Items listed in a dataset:
——————

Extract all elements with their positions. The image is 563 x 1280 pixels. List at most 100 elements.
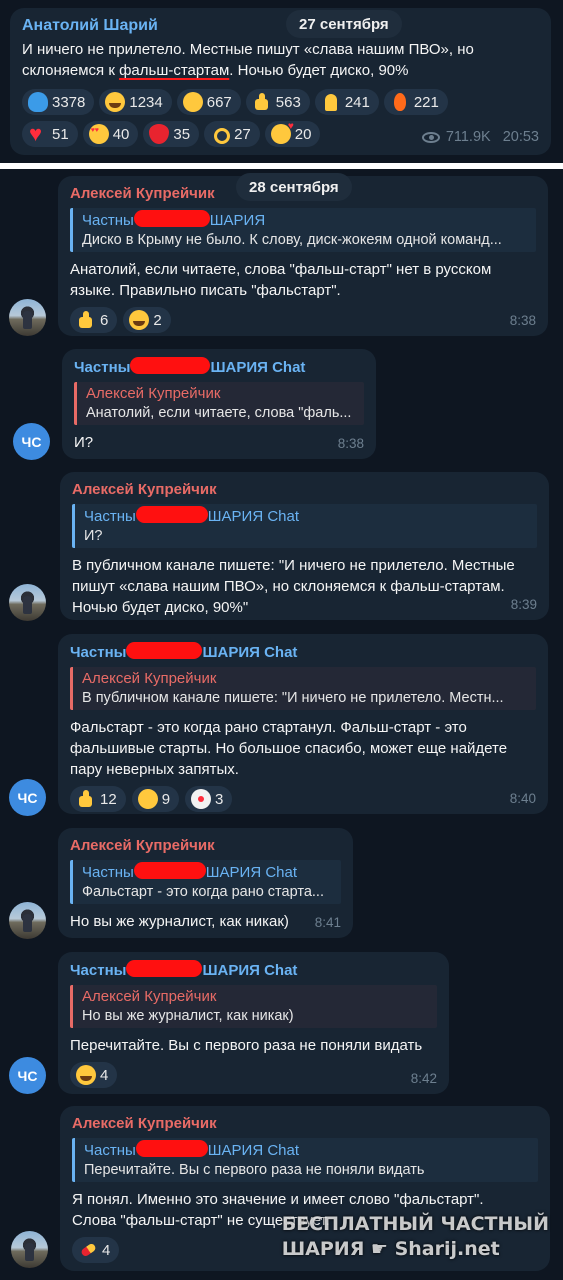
reaction-kissing-heart[interactable]: 20 xyxy=(264,121,321,147)
avatar[interactable]: ЧС xyxy=(13,423,50,460)
reply-author-part: ШАРИЯ xyxy=(209,212,266,229)
message-sender[interactable]: Частны ШАРИЯ Chat xyxy=(70,642,536,663)
reaction-count: 4 xyxy=(100,1066,109,1084)
message-sender[interactable]: Частны ШАРИЯ Chat xyxy=(74,357,364,378)
reaction-grinning[interactable]: 2 xyxy=(123,307,171,333)
message-time: 8:40 xyxy=(509,791,536,806)
red-heart-icon xyxy=(28,121,48,147)
avatar[interactable]: ЧС xyxy=(9,779,46,816)
reaction-thumbs-up[interactable]: 563 xyxy=(245,89,310,115)
message-text: И? xyxy=(74,434,94,451)
message-text: Но вы же журналист, как никак) xyxy=(70,913,289,930)
sender-part: Частны xyxy=(74,359,131,376)
reaction-pill[interactable]: 4 xyxy=(72,1237,120,1263)
reaction-count: 51 xyxy=(52,125,69,143)
message-reactions: 6 2 xyxy=(70,307,536,333)
grinning-face-icon xyxy=(129,310,150,330)
message-sender[interactable]: Частны ШАРИЯ Chat xyxy=(70,960,437,981)
strawberry-icon xyxy=(149,124,170,144)
reply-text: И? xyxy=(84,528,103,544)
sender-part: Частны xyxy=(70,644,127,661)
reaction-count: 40 xyxy=(112,125,130,143)
post-reactions: 3378 1234 667 563 241 221 51 40 35 27 20 xyxy=(22,89,482,147)
message-sender[interactable]: Алексей Купрейчик xyxy=(72,480,537,500)
reaction-grinning[interactable]: 1234 xyxy=(99,89,172,115)
message-time: 8:38 xyxy=(509,313,536,328)
reaction-thumbs-up[interactable]: 12 xyxy=(70,786,126,812)
message-text: В публичном канале пишете: "И ничего не … xyxy=(72,557,515,616)
post-text-highlight: фальш-стартам xyxy=(119,62,230,79)
reply-preview[interactable]: Частны ШАРИЯ Chat И? xyxy=(72,504,537,548)
post-text: И ничего не прилетело. Местные пишут «сл… xyxy=(22,39,537,81)
channel-post[interactable]: Анатолий Шарий И ничего не прилетело. Ме… xyxy=(10,8,551,155)
sender-part: ШАРИЯ Chat xyxy=(202,962,298,979)
reply-author: Алексей Купрейчик xyxy=(86,385,221,402)
reaction-count: 12 xyxy=(100,790,117,808)
reply-author-part: Частны xyxy=(82,212,134,229)
reply-author: Алексей Купрейчик xyxy=(82,988,217,1005)
message-text: Фальстарт - это когда рано стартанул. Фа… xyxy=(70,719,508,778)
reaction-thumbs-up[interactable]: 6 xyxy=(70,307,118,333)
message-bubble[interactable]: Алексей Купрейчик Частны ШАРИЯ Chat Фальс… xyxy=(58,828,353,938)
reaction-count: 3 xyxy=(215,790,224,808)
message-reactions: 12 9 3 xyxy=(70,785,536,813)
reply-author-part: Частны xyxy=(84,508,136,525)
message-bubble[interactable]: Частны ШАРИЯ Chat Алексей Купрейчик В пуб… xyxy=(58,634,548,814)
reaction-count: 27 xyxy=(234,125,251,143)
reaction-heart[interactable]: 51 xyxy=(22,121,78,147)
redaction-mark xyxy=(126,960,203,977)
reaction-clown[interactable]: 3 xyxy=(185,786,233,812)
reaction-count: 563 xyxy=(275,93,301,111)
mind-blown-icon xyxy=(182,92,203,112)
heart-eyes-icon xyxy=(88,124,109,144)
grinning-face-icon xyxy=(76,1065,96,1085)
avatar[interactable] xyxy=(9,584,46,621)
avatar[interactable] xyxy=(9,299,46,336)
reply-preview[interactable]: Частны ШАРИЯ Диско в Крыму не было. К сло… xyxy=(70,208,536,252)
message-sender[interactable]: Алексей Купрейчик xyxy=(70,836,341,856)
avatar[interactable] xyxy=(11,1231,48,1268)
reply-author: Частны ШАРИЯ Chat xyxy=(84,1140,538,1160)
post-author[interactable]: Анатолий Шарий xyxy=(22,16,539,36)
message-bubble[interactable]: Частны ШАРИЯ Chat Алексей Купрейчик Анато… xyxy=(62,349,376,459)
reaction-count: 35 xyxy=(173,125,191,143)
redaction-mark xyxy=(135,1140,208,1157)
reaction-heart-eyes[interactable]: 40 xyxy=(82,121,139,147)
reply-preview[interactable]: Алексей Купрейчик В публичном канале пиш… xyxy=(70,667,536,710)
date-separator: 28 сентября xyxy=(236,173,352,201)
reply-text: Перечитайте. Вы с первого раза не поняли… xyxy=(84,1162,425,1178)
reaction-count: 2 xyxy=(153,311,162,329)
reply-preview[interactable]: Алексей Купрейчик Но вы же журналист, ка… xyxy=(70,985,437,1028)
reply-author: Частны ШАРИЯ xyxy=(82,210,536,230)
reaction-strawberry[interactable]: 35 xyxy=(143,121,200,147)
kissing-heart-icon xyxy=(270,121,294,144)
pill-icon xyxy=(78,1240,98,1260)
watermark-line: БЕСПЛАТНЫЙ ЧАСТНЫЙ xyxy=(281,1213,549,1235)
message-bubble[interactable]: Алексей Купрейчик Частны ШАРИЯ Chat И? В … xyxy=(60,472,549,620)
message-bubble[interactable]: Частны ШАРИЯ Chat Алексей Купрейчик Но вы… xyxy=(58,952,449,1094)
reply-author: Алексей Купрейчик xyxy=(82,670,217,687)
reaction-rofl[interactable]: 9 xyxy=(131,785,180,813)
sender-part: ШАРИЯ Chat xyxy=(202,644,298,661)
fire-icon xyxy=(390,92,410,112)
reaction-mind-blown[interactable]: 667 xyxy=(176,89,241,115)
reaction-count: 4 xyxy=(102,1241,111,1259)
reply-author: Частны ШАРИЯ Chat xyxy=(82,862,341,882)
reply-preview[interactable]: Алексей Купрейчик Анатолий, если читаете… xyxy=(74,382,364,425)
sender-part: Частны xyxy=(70,962,127,979)
reaction-pray[interactable]: 241 xyxy=(314,89,379,115)
avatar[interactable]: ЧС xyxy=(9,1057,46,1094)
reaction-fire[interactable]: 221 xyxy=(383,89,448,115)
reply-preview[interactable]: Частны ШАРИЯ Chat Перечитайте. Вы с перво… xyxy=(72,1138,538,1182)
clown-icon xyxy=(191,789,212,809)
reply-preview[interactable]: Частны ШАРИЯ Chat Фальстарт - это когда р… xyxy=(70,860,341,904)
reaction-count: 3378 xyxy=(52,93,86,111)
reaction-whale[interactable]: 3378 xyxy=(22,89,95,115)
message-sender[interactable]: Алексей Купрейчик xyxy=(72,1114,538,1134)
reaction-grinning[interactable]: 4 xyxy=(70,1062,118,1088)
redaction-mark xyxy=(133,862,206,879)
reply-author-part: ШАРИЯ Chat xyxy=(207,508,300,525)
reaction-ok-hand[interactable]: 27 xyxy=(204,121,260,147)
grinning-face-icon xyxy=(105,92,126,112)
avatar[interactable] xyxy=(9,902,46,939)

——————

TASK PROMPT: Output the rows as a numbered list with blank lines dropped, starting at the row containing "reaction-kissing-heart[interactable]: 20 xyxy=(264,121,321,147)" and ending after the row containing "message-time: 8:40 xyxy=(509,791,536,806)".

SOLUTION TO THIS EXERCISE:
1. reaction-kissing-heart[interactable]: 20 xyxy=(264,121,321,147)
2. avatar[interactable]: ЧС xyxy=(13,423,50,460)
3. reply-author-part: ШАРИЯ xyxy=(209,212,266,229)
4. message-sender[interactable]: Частны ШАРИЯ Chat xyxy=(70,642,536,663)
5. reaction-count: 4 xyxy=(100,1066,109,1084)
6. message-sender[interactable]: Частны ШАРИЯ Chat xyxy=(74,357,364,378)
7. reaction-grinning[interactable]: 2 xyxy=(123,307,171,333)
8. message-time: 8:40 xyxy=(509,791,536,806)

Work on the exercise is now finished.